» WHAT YOU NEED TO DO
Filter the entries below, keeping every line that has the word "программы".

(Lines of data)

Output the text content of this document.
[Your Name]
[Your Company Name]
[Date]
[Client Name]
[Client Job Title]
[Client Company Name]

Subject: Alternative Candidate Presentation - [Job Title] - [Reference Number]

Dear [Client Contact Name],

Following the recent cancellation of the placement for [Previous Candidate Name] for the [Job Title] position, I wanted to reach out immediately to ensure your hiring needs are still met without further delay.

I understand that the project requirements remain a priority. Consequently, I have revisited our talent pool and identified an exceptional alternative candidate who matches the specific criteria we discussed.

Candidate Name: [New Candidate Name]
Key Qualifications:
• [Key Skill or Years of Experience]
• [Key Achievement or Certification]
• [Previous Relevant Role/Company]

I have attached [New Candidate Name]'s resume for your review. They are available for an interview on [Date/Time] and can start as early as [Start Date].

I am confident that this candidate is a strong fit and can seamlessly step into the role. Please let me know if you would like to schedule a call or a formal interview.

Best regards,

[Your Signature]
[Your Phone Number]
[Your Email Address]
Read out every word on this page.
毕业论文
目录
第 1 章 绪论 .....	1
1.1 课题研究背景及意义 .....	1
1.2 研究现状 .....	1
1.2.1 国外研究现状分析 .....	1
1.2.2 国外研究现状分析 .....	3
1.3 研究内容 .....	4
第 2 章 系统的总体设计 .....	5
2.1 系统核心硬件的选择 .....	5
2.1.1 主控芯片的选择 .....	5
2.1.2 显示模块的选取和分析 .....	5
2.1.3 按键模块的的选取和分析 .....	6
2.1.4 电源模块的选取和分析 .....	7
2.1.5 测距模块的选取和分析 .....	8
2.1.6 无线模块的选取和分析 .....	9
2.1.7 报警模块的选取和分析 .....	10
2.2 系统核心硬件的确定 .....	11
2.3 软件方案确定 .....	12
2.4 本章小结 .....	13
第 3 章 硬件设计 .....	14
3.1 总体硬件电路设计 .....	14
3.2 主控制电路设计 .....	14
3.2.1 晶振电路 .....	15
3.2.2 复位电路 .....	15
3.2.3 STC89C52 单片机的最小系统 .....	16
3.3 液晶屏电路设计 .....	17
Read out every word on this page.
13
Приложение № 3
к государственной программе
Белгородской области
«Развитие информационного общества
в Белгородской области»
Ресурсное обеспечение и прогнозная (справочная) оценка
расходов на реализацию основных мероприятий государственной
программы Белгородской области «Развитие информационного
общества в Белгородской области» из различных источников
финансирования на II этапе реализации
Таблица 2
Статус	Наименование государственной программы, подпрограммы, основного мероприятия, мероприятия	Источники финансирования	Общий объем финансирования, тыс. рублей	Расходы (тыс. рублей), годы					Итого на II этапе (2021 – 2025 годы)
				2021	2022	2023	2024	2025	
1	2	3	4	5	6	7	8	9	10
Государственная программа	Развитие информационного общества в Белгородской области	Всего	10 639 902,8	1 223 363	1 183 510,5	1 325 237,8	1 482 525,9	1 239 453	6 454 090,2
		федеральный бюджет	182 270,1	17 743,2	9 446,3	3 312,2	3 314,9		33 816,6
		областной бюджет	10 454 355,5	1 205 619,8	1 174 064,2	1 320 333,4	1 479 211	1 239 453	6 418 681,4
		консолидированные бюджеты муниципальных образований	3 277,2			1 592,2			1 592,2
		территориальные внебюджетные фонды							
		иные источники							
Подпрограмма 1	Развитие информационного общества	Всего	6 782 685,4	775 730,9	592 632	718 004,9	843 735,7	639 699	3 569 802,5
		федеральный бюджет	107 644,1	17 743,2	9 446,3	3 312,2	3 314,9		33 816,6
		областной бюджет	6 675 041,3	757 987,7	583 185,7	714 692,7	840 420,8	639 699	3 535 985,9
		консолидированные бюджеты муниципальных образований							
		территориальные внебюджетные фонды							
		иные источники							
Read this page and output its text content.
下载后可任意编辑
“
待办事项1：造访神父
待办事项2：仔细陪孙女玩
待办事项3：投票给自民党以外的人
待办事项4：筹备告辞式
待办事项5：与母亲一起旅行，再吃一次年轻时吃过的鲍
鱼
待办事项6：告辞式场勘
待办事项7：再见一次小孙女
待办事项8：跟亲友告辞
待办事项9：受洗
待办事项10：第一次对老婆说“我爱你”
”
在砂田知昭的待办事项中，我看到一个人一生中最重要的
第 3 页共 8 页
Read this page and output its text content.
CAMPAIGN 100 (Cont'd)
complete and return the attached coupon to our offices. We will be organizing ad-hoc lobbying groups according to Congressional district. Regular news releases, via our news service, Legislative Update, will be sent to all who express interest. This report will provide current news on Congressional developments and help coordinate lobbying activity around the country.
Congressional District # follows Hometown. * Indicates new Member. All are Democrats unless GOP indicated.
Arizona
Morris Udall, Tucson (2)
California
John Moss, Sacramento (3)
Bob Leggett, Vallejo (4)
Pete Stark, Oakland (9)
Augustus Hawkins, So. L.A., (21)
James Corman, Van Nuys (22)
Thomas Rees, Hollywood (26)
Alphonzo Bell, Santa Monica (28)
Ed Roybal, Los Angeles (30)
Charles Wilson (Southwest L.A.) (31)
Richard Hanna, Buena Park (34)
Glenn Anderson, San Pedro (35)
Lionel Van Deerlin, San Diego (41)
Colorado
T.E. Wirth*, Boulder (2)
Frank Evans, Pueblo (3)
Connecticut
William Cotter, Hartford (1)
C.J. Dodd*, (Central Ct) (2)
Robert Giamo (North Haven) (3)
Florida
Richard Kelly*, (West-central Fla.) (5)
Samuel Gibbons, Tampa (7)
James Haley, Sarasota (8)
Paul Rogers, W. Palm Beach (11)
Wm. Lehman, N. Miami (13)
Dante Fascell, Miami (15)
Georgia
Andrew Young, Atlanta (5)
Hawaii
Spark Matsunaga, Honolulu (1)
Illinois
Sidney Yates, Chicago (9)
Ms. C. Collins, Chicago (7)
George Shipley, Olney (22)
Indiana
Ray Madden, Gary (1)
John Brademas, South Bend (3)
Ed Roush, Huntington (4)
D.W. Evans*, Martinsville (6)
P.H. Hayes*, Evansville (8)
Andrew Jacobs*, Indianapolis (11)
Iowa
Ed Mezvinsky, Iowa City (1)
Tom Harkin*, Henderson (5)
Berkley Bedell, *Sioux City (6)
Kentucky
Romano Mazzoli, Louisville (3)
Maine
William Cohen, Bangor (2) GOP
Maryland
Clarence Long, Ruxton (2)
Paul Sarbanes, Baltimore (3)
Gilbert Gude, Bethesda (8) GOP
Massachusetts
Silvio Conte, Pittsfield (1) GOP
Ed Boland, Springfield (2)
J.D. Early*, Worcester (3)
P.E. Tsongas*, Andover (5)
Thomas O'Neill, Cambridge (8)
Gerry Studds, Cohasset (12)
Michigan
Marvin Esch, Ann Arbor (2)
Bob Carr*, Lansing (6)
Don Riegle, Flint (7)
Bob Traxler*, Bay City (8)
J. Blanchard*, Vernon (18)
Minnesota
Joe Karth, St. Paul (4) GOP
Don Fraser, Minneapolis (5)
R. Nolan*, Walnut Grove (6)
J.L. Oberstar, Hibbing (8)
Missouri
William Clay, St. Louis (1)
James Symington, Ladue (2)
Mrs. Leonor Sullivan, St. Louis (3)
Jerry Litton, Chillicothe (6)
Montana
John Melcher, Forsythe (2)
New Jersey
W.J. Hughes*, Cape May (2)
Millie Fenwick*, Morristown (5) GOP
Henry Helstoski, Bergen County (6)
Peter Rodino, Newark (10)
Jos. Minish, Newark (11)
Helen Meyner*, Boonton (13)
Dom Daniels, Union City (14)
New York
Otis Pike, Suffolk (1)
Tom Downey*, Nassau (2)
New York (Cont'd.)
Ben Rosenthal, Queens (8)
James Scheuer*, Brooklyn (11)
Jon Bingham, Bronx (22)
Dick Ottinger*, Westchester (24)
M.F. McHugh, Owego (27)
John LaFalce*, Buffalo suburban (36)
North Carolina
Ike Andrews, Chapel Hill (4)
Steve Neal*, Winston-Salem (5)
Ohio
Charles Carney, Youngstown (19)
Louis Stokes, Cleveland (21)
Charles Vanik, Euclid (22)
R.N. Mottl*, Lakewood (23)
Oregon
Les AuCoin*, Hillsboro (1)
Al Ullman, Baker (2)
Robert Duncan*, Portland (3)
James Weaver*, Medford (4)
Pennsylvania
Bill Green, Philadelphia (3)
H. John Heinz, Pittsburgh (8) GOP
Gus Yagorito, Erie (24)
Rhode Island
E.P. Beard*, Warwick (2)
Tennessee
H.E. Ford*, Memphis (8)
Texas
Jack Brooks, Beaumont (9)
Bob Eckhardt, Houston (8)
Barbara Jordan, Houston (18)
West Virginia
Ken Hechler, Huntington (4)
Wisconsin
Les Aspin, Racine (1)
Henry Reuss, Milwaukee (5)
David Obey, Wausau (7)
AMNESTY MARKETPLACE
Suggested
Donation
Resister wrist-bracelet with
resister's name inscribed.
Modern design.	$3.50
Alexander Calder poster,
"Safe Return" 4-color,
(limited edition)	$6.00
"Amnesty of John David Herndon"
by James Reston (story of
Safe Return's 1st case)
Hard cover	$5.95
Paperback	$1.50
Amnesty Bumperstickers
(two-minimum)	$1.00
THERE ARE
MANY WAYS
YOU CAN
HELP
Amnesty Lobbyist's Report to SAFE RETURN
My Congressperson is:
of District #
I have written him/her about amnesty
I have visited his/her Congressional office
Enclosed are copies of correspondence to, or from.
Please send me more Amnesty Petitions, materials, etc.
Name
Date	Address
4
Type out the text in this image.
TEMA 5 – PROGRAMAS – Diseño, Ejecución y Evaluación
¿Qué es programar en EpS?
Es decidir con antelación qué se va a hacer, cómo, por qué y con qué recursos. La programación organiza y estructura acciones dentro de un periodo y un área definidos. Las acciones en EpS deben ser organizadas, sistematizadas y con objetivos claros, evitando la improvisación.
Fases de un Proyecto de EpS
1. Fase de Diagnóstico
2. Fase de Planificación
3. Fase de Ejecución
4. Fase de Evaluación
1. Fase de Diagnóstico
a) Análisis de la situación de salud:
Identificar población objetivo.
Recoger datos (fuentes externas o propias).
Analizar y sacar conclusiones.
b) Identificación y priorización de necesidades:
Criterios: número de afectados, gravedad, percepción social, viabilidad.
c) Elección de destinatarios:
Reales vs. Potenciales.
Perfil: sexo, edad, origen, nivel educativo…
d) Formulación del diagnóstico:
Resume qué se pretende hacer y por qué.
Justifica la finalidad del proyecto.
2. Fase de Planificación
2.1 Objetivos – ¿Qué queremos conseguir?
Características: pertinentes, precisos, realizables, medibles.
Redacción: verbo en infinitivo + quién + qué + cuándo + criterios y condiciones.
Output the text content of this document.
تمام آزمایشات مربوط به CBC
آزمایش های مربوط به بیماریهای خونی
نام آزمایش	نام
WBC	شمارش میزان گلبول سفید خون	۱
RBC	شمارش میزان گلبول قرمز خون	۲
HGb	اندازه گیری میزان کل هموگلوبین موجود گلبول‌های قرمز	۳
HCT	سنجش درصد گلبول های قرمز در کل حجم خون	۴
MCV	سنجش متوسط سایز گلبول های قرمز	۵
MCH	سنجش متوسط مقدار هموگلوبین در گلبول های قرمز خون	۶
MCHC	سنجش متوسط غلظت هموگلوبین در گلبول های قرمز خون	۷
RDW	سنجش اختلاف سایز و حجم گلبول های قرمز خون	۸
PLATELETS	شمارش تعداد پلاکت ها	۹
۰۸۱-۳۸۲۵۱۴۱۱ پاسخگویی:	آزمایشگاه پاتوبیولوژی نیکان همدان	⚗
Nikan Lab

» RESPONSE
программы Белгородской области «Развитие информационного
Статус	Наименование государственной программы, подпрограммы, основного мероприятия, мероприятия	Источники финансирования	Общий объем финансирования, тыс. рублей	Расходы (тыс. рублей), годы					Итого на II этапе (2021 – 2025 годы)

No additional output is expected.